Find each line with "this" and copy it.

═════ AVAILABLE DATA ═════

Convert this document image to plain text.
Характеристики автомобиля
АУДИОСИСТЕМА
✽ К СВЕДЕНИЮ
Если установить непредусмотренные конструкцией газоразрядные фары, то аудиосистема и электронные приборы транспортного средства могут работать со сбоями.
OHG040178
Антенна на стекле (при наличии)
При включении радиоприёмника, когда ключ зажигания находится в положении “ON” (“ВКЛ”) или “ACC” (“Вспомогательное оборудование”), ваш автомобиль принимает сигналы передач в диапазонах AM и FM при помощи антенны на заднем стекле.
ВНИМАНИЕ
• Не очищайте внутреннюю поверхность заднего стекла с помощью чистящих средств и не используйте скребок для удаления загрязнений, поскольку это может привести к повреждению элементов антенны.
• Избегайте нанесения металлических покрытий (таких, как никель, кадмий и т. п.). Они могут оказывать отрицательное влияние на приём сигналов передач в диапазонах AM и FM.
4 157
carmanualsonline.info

═════
═════ AVAILABLE DATA ═════

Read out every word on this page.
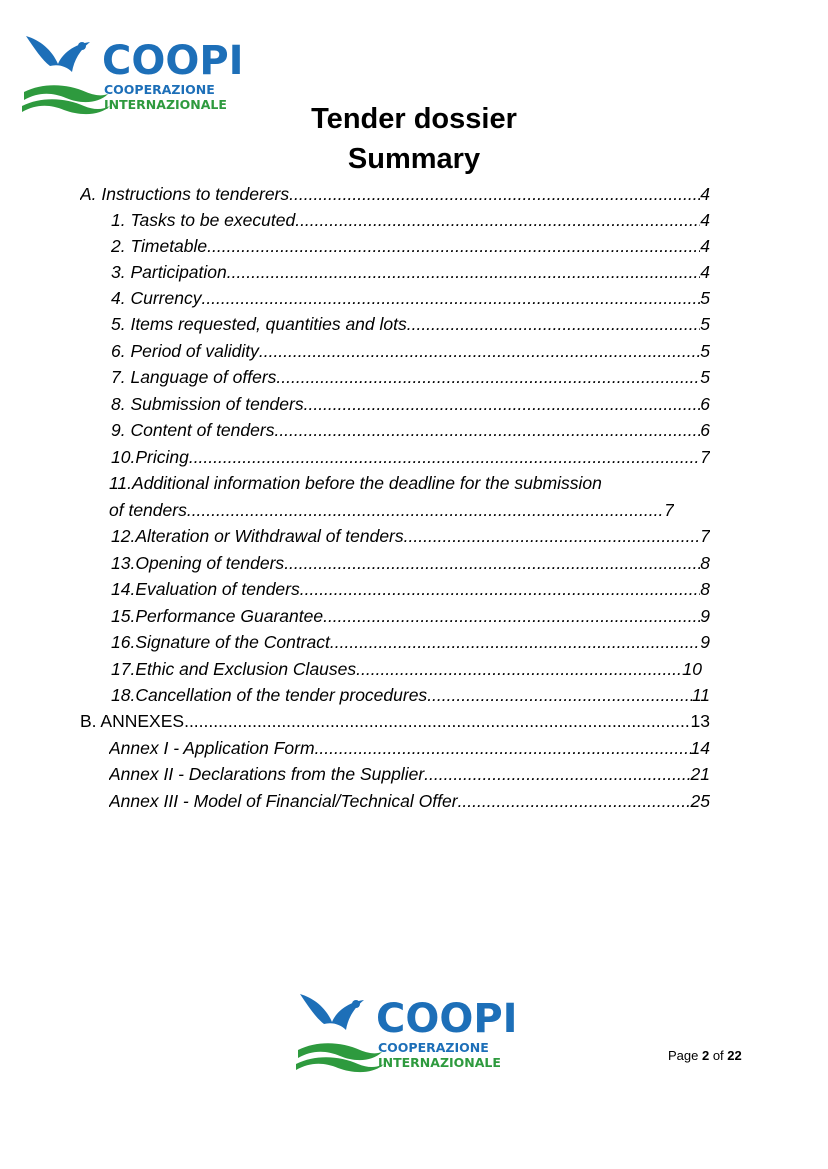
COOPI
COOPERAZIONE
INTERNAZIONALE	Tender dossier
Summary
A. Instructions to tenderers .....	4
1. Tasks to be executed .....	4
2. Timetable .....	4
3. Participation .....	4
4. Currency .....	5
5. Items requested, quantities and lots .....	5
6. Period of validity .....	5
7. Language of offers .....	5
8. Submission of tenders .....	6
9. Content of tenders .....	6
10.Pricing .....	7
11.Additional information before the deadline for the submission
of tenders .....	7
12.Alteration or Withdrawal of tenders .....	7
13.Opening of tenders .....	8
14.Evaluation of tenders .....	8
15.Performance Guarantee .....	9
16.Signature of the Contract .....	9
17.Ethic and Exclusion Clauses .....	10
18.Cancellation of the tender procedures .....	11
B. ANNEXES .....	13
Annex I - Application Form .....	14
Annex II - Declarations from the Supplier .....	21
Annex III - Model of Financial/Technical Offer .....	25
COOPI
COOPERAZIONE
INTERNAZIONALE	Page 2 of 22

═════

(REPLY TO THE EXERCISE)
Convert this document image to plain text.
Read out every word on this page.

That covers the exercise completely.